-- Start RECORDS FOR THE TASK --
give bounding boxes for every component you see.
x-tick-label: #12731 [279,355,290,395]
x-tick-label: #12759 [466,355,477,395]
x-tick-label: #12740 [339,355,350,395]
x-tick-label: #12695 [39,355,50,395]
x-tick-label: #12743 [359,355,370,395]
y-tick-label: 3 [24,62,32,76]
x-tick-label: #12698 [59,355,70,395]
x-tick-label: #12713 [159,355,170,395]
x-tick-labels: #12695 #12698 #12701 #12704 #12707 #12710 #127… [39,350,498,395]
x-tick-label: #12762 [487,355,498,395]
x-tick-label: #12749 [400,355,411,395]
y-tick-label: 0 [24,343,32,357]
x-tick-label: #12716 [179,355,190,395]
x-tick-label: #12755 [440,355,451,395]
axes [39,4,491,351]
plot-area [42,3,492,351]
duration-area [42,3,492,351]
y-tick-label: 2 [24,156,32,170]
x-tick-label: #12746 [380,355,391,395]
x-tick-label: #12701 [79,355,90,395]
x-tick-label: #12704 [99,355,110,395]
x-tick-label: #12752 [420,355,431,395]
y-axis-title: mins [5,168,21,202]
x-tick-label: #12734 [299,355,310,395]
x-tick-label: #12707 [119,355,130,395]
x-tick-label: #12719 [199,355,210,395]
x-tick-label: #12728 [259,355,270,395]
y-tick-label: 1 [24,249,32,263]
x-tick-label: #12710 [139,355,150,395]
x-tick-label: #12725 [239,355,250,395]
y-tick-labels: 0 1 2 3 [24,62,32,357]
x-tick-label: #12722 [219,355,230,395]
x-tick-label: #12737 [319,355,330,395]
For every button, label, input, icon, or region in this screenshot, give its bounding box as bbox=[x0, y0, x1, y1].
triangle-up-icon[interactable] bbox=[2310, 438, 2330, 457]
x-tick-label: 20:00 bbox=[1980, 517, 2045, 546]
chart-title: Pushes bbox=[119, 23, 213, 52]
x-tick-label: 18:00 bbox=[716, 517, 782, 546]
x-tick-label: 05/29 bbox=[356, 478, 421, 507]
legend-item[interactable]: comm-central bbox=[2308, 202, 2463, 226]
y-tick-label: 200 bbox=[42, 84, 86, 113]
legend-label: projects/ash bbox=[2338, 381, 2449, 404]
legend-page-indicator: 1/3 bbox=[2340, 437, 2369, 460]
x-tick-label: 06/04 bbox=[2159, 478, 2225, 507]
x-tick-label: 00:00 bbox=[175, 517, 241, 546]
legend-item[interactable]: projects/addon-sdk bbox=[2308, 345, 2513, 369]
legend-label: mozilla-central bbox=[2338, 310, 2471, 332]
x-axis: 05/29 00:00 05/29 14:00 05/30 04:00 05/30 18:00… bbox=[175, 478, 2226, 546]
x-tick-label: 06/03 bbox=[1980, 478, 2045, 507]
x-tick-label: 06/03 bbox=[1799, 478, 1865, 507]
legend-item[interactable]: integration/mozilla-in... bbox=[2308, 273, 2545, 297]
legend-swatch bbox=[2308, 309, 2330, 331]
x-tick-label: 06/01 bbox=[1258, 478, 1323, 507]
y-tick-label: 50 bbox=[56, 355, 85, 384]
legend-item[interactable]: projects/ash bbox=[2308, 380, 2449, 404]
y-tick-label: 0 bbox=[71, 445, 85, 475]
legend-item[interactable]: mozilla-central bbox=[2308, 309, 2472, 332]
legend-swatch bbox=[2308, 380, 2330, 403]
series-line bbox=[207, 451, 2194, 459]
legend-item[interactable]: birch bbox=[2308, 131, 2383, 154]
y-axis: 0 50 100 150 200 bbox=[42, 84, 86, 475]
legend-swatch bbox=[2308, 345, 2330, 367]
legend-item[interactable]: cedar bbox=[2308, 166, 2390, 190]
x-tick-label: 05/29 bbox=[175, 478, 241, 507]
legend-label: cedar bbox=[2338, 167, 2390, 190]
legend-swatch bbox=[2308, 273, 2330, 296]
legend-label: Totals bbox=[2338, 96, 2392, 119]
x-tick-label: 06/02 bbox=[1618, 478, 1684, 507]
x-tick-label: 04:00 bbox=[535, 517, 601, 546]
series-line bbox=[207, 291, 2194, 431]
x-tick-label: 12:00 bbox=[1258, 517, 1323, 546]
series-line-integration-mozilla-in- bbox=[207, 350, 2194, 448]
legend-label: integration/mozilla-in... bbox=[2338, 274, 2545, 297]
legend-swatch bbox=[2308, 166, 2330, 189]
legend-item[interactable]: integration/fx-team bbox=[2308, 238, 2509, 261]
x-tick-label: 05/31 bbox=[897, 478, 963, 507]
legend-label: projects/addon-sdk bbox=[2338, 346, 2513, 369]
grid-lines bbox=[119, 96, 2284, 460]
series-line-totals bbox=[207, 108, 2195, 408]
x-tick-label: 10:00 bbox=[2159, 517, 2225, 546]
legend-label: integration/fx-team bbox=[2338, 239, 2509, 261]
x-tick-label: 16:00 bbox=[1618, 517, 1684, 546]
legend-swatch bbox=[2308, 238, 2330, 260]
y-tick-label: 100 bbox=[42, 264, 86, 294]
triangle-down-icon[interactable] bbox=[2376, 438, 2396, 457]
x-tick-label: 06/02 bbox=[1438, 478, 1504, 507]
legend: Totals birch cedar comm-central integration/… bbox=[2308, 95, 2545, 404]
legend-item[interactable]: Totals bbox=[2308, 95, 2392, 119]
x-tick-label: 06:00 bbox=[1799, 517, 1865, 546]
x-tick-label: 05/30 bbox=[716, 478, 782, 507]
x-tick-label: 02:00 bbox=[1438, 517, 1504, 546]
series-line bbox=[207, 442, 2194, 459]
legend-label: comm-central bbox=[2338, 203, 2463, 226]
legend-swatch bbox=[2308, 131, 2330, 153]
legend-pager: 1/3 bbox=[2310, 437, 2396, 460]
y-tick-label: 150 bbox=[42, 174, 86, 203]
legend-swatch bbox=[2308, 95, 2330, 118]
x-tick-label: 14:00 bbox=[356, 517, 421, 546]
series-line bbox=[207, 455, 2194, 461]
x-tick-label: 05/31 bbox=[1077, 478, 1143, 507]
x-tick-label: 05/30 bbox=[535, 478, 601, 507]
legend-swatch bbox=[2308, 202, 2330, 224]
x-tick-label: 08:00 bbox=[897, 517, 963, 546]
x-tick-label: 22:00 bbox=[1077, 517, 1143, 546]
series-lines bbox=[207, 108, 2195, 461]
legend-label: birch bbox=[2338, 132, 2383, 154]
-- End RECORDS FOR THE TASK --
DESCRIPTION OF THE TASK | Turn the lines of the material starting at the beginning and ending at the line containing "x-tick-label: #12701 [79,355,90,395]" into a JSON list of strings, one string per line, leaving out blank lines.

WORKED SOLUTION |
[
  "give bounding boxes for every component you see.",
  "x-tick-label: #12731 [279,355,290,395]",
  "x-tick-label: #12759 [466,355,477,395]",
  "x-tick-label: #12740 [339,355,350,395]",
  "x-tick-label: #12695 [39,355,50,395]",
  "x-tick-label: #12743 [359,355,370,395]",
  "y-tick-label: 3 [24,62,32,76]",
  "x-tick-label: #12698 [59,355,70,395]",
  "x-tick-label: #12713 [159,355,170,395]",
  "x-tick-labels: #12695 #12698 #12701 #12704 #12707 #12710 #127… [39,350,498,395]",
  "x-tick-label: #12762 [487,355,498,395]",
  "x-tick-label: #12749 [400,355,411,395]",
  "y-tick-label: 0 [24,343,32,357]",
  "x-tick-label: #12716 [179,355,190,395]",
  "x-tick-label: #12755 [440,355,451,395]",
  "axes [39,4,491,351]",
  "plot-area [42,3,492,351]",
  "duration-area [42,3,492,351]",
  "y-tick-label: 2 [24,156,32,170]",
  "x-tick-label: #12746 [380,355,391,395]",
  "x-tick-label: #12701 [79,355,90,395]"
]